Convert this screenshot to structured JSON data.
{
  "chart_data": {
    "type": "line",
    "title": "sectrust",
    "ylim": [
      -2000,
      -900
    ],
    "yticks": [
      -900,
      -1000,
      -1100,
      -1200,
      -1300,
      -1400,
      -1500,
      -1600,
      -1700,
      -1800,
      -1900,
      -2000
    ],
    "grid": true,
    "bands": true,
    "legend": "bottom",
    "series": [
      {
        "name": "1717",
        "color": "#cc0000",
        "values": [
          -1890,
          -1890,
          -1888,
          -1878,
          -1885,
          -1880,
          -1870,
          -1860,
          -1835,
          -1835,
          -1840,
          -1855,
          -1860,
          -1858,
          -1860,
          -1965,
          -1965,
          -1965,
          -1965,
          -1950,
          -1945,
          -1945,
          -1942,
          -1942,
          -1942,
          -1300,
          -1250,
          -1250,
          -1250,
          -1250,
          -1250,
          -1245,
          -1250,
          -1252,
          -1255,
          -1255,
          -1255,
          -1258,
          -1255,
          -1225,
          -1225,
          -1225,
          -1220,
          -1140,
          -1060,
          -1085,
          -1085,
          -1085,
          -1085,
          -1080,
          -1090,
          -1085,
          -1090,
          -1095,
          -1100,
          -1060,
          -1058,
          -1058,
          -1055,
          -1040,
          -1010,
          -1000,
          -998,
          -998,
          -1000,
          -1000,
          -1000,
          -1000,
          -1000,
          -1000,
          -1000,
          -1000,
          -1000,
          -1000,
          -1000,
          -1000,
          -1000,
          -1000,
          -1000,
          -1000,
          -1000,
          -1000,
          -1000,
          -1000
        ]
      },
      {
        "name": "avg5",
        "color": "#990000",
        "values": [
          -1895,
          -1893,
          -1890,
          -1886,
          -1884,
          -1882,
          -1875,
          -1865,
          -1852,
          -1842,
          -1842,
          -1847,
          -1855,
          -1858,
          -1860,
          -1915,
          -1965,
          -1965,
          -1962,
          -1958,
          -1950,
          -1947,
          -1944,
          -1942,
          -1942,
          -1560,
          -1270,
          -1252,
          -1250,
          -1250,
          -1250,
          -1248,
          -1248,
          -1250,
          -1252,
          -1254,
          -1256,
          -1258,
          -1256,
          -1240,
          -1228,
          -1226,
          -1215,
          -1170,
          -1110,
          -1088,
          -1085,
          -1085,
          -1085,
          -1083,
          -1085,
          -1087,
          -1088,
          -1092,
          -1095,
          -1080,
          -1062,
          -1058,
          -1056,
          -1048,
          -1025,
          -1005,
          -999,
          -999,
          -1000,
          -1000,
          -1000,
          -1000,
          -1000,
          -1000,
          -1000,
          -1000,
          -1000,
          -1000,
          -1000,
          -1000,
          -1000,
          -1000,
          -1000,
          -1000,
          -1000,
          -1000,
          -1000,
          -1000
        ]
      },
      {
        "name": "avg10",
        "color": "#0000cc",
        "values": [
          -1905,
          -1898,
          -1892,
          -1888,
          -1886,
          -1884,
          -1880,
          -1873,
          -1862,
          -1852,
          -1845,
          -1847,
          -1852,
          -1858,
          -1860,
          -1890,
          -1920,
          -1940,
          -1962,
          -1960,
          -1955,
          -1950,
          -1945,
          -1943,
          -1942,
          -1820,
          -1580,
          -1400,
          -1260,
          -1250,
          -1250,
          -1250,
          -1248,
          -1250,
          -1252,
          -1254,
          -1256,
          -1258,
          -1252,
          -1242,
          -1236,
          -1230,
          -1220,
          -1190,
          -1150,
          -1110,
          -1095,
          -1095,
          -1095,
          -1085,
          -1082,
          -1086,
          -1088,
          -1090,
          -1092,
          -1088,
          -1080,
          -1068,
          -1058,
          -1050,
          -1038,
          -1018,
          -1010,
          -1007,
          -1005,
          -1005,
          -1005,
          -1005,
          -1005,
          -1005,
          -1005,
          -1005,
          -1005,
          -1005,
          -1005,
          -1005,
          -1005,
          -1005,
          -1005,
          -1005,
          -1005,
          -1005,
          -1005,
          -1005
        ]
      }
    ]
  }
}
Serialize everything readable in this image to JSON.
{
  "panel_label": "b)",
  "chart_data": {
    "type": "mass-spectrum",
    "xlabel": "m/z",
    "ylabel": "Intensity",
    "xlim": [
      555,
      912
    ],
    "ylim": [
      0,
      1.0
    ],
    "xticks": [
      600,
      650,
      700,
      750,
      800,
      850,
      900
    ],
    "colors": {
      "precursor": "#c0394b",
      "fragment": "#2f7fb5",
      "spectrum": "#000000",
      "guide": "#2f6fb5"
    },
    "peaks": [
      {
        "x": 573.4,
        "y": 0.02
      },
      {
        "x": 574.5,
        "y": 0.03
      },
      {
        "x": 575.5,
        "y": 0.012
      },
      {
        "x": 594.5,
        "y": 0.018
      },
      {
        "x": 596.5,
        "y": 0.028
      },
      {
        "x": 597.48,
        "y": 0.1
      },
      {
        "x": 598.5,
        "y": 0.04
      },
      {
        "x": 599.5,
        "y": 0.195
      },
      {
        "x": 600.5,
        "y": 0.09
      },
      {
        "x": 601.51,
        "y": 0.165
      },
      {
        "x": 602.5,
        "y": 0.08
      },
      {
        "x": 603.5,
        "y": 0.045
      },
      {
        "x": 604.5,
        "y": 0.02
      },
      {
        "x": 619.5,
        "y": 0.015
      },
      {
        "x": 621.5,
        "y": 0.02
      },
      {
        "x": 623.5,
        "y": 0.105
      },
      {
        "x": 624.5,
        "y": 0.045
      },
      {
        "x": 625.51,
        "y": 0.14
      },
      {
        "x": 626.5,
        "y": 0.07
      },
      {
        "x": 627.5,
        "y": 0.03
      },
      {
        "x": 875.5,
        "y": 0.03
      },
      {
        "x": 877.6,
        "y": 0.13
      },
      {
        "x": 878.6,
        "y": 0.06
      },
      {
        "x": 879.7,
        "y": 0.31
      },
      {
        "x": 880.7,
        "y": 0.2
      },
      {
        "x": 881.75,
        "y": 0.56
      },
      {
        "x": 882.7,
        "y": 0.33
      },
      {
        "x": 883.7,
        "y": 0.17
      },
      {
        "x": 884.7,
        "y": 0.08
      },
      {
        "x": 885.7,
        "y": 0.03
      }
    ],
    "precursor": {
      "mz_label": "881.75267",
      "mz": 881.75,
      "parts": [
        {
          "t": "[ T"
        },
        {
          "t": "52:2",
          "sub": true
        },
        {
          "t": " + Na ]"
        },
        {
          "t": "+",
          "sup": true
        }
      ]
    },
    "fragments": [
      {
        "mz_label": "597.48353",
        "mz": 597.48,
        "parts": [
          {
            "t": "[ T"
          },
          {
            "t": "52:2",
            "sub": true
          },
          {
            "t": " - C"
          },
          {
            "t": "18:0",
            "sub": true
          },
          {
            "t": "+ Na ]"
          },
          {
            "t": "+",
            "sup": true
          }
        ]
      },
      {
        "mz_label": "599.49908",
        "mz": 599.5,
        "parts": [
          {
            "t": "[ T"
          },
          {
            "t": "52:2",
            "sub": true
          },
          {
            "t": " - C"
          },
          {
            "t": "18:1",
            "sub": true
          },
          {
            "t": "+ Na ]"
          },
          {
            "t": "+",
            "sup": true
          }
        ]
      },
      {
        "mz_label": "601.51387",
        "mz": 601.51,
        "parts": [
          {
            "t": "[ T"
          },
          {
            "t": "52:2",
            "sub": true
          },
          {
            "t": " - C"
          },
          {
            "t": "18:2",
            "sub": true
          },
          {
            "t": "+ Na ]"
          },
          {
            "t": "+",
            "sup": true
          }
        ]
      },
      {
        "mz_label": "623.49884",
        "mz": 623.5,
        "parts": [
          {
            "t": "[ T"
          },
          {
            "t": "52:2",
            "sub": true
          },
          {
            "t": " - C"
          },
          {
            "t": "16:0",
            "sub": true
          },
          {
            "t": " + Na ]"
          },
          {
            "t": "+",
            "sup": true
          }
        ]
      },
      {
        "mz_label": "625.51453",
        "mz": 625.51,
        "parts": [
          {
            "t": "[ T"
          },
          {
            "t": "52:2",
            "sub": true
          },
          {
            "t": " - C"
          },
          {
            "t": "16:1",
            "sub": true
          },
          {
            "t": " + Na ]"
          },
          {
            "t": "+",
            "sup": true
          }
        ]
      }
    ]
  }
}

----------

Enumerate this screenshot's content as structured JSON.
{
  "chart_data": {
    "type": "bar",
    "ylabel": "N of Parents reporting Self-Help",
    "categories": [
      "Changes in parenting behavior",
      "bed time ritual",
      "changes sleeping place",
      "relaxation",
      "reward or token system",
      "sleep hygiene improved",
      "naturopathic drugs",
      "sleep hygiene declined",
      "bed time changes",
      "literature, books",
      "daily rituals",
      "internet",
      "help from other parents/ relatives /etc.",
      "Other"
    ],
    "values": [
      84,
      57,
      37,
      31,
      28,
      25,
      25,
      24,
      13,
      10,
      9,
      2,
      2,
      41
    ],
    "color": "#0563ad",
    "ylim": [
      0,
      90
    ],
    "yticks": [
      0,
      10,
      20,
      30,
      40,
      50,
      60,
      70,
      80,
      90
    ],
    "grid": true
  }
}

----------

Aim of the exercise: In the entries above, how many lines hold the word "ylabel"? State the number and nothing else.

Result below: 2